Required task 1: Rewrite the ethylene oligomerization text starting with "It can be seen" and going on through "a large-scale manner.", swapping "methylaluminoxane" for "MAO" each time it appears.
Required task 2: Which compounds does the ethylene oligomerization text name as a cocatalyst? List each one once.

Document:
---
It can be seen from the teachings of the above-mentioned patent that, when triethylaluminum is used as cocatalyst, the oligomerization activity is still low even with a high amount of cocatalyst, which leads to a poor practicability. Therefore, costly methylaluminoxane is used as cocatalyst in the patent. However, the high amount and high cost of methylaluminoxane will definitely lead to a high production cost when methylaluminoxane is used as the cocatalyst in ethylene oligomerization in a large-scale manner.

Additionally, publication “Iron Complexes Bearing 2-Imino-1,10-phenanthrolinyl Ligands as Highly Active Catalysts for Ethylene Oligomerization” (see Sun wenhua et. al., Journal of Organometallics 25 (2006) 666-677) discloses in Table 2 thereof that, when 2-acetyl-1,10-phenanthroline (2,6-diethylanil)FeCl₂ is used as main catalyst for ethylene oligomerization, the ethylene oligomerization activity will not increase or decrease monotonically as the reaction temperature changes; instead, the oligomerization activity increases with the increase of temperature when the reaction temperature is within the range of 20 to 40° C., but decreases with the increase of temperature when the reaction temperature is within the range of 40 to 60° C. The result is further confirmed in Table 4 of another literature by the same author in Journal of Organometallics 26 (2007) 2720-2734, in which diethylalumium chloride is used as cocatalyst for ethylene oligomerization.

SUMMARY OF THE INVENTION

It is therefore an object of the present invention to provide a low cost catalyst composition and a process for ethylene oligomerization, which can overcome or at least partly eliminate the defects existing in the prior arts, so that they can be used in the large-scale industrial applications. Surprisingly, it is found that when a catalyst composition comprising a small amount of triethylaluminum as cocataylst and 2-imino-1,10-phenanthroline coordinated iron (II), cobalt (II) or nickel (II) chloride as main catalyst is used for ethylene oligomerization, the catalytic activity is acceptable, which is significantly different from the low activity assumed in the prior arts. Due to the low price and low amount of triethylaluminum and the acceptable catalytic activity, the catalyst composition can be satisfactorily used in the ethylene oligomerization process in the large-scale industrial applications.
---
Supplied material:
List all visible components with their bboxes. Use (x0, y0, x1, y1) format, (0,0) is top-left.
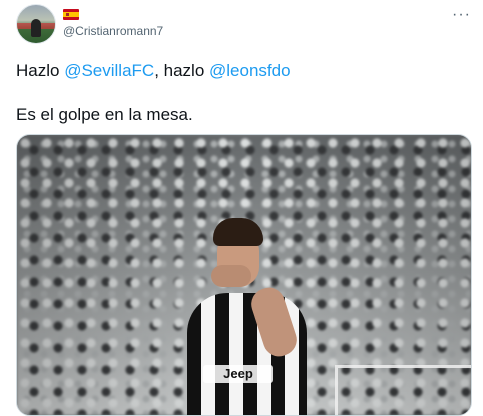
player-jersey (187, 293, 307, 415)
player-figure: Jeep (185, 215, 335, 415)
player-hair (213, 218, 263, 246)
tweet-line-2: Es el golpe en la mesa. (16, 105, 193, 124)
author-handle[interactable]: @Cristianromann7 (63, 24, 163, 38)
tweet-line-1: Hazlo @SevillaFC, hazlo @leonsfdo (16, 60, 291, 82)
tweet-photo[interactable]: Jeep (16, 134, 472, 416)
mention-leonsfdo[interactable]: @leonsfdo (209, 61, 291, 80)
spain-flag-icon (63, 9, 79, 20)
jersey-sponsor: Jeep (203, 365, 273, 383)
tweet-header: @Cristianromann7 ··· (16, 4, 471, 48)
tweet-middle: , hazlo (154, 61, 209, 80)
player-hand (211, 265, 251, 287)
tweet-prefix: Hazlo (16, 61, 65, 80)
mention-sevillafc[interactable]: @SevillaFC (64, 61, 154, 80)
avatar[interactable] (16, 4, 56, 44)
goal-frame (335, 365, 471, 415)
more-options-icon[interactable]: ··· (452, 6, 471, 24)
avatar-figure (31, 19, 41, 37)
flag-crest (66, 13, 69, 16)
---
Correct output 1:
It can be seen from the teachings of the above-mentioned patent that, when triethylaluminum is used as cocatalyst, the oligomerization activity is still low even with a high amount of cocatalyst, which leads to a poor practicability. Therefore, costly MAO is used as cocatalyst in the patent. However, the high amount and high cost of MAO will definitely lead to a high production cost when MAO is used as the cocatalyst in ethylene oligomerization in a large-scale manner.

Correct output 2:
- triethylaluminum
- methylaluminoxane
- diethylalumium chloride